For the data below, work out how many lines include the string "date" and report only the number.

Dataset entries

————————

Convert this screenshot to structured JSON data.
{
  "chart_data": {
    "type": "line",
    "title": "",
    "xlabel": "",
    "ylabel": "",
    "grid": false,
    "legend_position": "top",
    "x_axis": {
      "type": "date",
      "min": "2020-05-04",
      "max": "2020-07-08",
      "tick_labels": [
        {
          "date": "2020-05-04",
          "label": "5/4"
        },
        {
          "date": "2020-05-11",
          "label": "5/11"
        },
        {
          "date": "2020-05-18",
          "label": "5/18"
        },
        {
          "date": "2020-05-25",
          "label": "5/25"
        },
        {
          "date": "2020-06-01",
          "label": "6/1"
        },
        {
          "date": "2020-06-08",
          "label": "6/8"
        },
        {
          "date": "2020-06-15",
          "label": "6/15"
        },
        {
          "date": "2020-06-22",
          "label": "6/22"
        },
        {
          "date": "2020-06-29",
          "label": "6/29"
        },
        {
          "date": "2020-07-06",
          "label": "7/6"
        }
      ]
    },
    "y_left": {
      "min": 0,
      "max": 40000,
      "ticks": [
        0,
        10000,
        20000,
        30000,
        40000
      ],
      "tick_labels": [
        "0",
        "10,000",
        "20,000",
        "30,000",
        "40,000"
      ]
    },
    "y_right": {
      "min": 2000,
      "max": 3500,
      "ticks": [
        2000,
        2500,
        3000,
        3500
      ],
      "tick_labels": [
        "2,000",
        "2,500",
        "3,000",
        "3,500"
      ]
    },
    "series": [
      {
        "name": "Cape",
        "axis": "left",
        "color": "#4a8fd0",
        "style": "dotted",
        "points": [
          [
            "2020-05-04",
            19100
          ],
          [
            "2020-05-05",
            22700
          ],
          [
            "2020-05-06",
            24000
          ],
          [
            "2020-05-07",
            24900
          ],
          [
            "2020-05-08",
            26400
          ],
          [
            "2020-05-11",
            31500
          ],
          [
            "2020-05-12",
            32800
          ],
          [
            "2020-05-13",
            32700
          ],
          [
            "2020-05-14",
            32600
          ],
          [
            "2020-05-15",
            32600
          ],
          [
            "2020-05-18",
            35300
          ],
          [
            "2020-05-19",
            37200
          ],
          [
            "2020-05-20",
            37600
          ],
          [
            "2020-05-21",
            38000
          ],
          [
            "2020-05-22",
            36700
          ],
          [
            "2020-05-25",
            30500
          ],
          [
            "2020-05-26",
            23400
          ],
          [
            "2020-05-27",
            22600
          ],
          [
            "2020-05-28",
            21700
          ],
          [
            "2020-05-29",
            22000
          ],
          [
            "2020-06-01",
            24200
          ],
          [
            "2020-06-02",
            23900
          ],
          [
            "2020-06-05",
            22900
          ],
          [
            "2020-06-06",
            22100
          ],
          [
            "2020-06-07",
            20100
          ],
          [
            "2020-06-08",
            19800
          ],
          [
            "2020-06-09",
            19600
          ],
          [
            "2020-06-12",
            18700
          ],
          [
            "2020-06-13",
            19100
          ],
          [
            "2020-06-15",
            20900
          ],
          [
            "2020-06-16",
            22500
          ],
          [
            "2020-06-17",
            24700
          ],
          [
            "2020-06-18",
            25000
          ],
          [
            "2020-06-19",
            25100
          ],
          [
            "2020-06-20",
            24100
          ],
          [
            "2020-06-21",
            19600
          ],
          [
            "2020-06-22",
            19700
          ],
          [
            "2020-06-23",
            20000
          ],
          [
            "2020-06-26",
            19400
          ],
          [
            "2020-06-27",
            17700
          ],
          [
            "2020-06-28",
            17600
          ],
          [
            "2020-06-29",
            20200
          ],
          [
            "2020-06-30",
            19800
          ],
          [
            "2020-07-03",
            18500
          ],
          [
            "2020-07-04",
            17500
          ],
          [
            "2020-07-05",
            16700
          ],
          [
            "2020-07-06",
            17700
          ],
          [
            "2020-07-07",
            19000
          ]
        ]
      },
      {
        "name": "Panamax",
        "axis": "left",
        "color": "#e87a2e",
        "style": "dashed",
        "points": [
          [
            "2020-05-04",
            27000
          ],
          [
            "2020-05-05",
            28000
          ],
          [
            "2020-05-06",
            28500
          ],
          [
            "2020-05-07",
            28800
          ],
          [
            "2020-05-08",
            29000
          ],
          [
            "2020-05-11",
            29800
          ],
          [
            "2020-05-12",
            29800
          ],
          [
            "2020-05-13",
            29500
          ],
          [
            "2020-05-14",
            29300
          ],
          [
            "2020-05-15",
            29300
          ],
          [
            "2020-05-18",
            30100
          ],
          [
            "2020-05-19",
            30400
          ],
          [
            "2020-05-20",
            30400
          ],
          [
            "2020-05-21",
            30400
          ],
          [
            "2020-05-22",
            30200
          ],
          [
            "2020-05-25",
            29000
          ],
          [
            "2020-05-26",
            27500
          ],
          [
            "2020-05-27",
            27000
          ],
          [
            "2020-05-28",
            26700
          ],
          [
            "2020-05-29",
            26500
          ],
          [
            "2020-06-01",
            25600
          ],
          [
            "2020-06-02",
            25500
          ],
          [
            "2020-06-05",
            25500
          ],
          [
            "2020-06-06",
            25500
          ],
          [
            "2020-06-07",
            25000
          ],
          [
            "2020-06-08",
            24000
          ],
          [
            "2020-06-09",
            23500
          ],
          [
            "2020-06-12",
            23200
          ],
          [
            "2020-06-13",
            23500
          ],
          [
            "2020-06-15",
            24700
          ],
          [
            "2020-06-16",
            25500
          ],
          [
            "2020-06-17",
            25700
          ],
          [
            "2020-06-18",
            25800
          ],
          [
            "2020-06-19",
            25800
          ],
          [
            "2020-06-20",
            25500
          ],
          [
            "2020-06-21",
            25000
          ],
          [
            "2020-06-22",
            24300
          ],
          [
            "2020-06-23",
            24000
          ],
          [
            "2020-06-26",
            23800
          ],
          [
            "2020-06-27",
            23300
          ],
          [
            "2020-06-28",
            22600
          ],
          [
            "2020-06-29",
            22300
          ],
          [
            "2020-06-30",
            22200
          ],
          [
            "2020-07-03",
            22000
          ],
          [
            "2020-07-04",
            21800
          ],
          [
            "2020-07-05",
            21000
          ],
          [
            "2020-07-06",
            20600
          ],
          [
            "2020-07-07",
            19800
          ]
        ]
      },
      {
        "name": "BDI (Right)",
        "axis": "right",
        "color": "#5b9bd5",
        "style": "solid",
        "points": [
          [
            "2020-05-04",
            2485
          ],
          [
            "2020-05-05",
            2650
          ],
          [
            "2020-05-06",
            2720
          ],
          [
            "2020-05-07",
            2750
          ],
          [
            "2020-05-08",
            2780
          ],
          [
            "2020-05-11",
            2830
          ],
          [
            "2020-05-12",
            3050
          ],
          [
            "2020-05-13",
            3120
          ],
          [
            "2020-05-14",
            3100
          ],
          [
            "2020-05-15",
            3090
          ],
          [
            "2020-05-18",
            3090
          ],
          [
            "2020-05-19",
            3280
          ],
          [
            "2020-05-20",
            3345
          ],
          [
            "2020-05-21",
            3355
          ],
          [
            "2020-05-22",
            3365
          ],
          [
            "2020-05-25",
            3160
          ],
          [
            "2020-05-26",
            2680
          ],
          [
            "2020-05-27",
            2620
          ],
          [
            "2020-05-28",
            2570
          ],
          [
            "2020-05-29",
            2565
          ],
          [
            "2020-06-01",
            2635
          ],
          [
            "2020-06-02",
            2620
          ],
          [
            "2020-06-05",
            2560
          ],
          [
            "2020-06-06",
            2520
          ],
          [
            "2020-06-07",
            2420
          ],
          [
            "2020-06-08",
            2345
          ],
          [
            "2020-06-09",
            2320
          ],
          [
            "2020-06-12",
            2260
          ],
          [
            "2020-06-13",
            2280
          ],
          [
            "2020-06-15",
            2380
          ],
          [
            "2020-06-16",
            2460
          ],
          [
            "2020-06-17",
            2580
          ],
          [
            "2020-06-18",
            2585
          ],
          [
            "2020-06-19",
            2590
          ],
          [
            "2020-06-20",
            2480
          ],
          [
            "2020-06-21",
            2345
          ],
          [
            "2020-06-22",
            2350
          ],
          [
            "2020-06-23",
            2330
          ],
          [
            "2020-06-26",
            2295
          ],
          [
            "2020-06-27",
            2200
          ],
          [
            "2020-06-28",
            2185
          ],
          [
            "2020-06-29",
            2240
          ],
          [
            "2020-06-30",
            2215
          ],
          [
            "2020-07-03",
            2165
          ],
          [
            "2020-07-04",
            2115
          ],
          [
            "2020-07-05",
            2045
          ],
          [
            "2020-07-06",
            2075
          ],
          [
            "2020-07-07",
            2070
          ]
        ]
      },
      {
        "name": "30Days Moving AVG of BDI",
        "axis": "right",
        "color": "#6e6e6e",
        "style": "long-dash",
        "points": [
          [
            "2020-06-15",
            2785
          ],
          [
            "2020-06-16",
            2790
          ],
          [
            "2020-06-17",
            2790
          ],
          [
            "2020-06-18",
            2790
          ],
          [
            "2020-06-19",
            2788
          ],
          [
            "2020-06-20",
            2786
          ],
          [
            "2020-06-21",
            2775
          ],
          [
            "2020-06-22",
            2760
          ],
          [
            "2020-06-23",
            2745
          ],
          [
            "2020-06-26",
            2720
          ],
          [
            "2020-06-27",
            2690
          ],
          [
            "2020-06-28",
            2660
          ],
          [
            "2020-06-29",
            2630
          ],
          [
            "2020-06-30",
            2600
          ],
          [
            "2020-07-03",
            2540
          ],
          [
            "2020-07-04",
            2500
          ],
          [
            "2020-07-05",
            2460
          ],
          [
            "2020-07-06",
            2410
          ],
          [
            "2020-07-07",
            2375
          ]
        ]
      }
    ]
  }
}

————————

TASK ANSWER =>
11